[Given exercise]
Reproduce all of the listing below without alteration.

[start]

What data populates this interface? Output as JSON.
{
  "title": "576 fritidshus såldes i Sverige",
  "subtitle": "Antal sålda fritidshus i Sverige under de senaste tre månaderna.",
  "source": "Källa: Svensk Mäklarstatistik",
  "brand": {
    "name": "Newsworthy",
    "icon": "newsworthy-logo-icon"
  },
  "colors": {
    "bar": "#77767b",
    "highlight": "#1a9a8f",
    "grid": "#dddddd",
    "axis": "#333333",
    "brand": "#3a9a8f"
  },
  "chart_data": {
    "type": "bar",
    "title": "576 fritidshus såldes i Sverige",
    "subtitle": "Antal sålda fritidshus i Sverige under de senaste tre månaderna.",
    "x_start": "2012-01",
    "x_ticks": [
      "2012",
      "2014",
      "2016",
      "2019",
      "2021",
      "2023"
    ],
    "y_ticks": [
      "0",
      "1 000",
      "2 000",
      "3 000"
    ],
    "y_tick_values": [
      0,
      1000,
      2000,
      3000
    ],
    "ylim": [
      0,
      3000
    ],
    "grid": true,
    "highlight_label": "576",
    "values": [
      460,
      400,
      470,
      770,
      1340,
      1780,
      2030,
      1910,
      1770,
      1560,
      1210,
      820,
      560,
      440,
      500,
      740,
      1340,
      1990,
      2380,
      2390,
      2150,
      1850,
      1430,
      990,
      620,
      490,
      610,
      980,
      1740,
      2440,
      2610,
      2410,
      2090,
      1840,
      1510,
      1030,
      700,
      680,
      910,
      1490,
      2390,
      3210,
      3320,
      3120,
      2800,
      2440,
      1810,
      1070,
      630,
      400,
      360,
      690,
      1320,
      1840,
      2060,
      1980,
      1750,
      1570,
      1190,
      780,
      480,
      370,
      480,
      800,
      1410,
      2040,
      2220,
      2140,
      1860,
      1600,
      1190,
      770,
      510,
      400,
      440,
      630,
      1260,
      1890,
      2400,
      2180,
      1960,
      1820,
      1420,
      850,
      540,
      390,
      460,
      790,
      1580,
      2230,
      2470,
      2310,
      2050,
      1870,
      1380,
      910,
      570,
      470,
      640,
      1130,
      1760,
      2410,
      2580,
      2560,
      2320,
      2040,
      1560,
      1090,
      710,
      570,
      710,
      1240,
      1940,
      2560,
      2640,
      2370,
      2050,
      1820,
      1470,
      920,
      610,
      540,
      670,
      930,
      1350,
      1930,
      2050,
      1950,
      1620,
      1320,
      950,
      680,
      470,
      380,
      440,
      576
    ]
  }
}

[end]

[Reply to the task]
What data populates this interface? Output as JSON.
{
  "title": "576 fritidshus såldes i Sverige",
  "subtitle": "Antal sålda fritidshus i Sverige under de senaste tre månaderna.",
  "source": "Källa: Svensk Mäklarstatistik",
  "brand": {
    "name": "Newsworthy",
    "icon": "newsworthy-logo-icon"
  },
  "colors": {
    "bar": "#77767b",
    "highlight": "#1a9a8f",
    "grid": "#dddddd",
    "axis": "#333333",
    "brand": "#3a9a8f"
  },
  "chart_data": {
    "type": "bar",
    "title": "576 fritidshus såldes i Sverige",
    "subtitle": "Antal sålda fritidshus i Sverige under de senaste tre månaderna.",
    "x_start": "2012-01",
    "x_ticks": [
      "2012",
      "2014",
      "2016",
      "2019",
      "2021",
      "2023"
    ],
    "y_ticks": [
      "0",
      "1 000",
      "2 000",
      "3 000"
    ],
    "y_tick_values": [
      0,
      1000,
      2000,
      3000
    ],
    "ylim": [
      0,
      3000
    ],
    "grid": true,
    "highlight_label": "576",
    "values": [
      460,
      400,
      470,
      770,
      1340,
      1780,
      2030,
      1910,
      1770,
      1560,
      1210,
      820,
      560,
      440,
      500,
      740,
      1340,
      1990,
      2380,
      2390,
      2150,
      1850,
      1430,
      990,
      620,
      490,
      610,
      980,
      1740,
      2440,
      2610,
      2410,
      2090,
      1840,
      1510,
      1030,
      700,
      680,
      910,
      1490,
      2390,
      3210,
      3320,
      3120,
      2800,
      2440,
      1810,
      1070,
      630,
      400,
      360,
      690,
      1320,
      1840,
      2060,
      1980,
      1750,
      1570,
      1190,
      780,
      480,
      370,
      480,
      800,
      1410,
      2040,
      2220,
      2140,
      1860,
      1600,
      1190,
      770,
      510,
      400,
      440,
      630,
      1260,
      1890,
      2400,
      2180,
      1960,
      1820,
      1420,
      850,
      540,
      390,
      460,
      790,
      1580,
      2230,
      2470,
      2310,
      2050,
      1870,
      1380,
      910,
      570,
      470,
      640,
      1130,
      1760,
      2410,
      2580,
      2560,
      2320,
      2040,
      1560,
      1090,
      710,
      570,
      710,
      1240,
      1940,
      2560,
      2640,
      2370,
      2050,
      1820,
      1470,
      920,
      610,
      540,
      670,
      930,
      1350,
      1930,
      2050,
      1950,
      1620,
      1320,
      950,
      680,
      470,
      380,
      440,
      576
    ]
  }
}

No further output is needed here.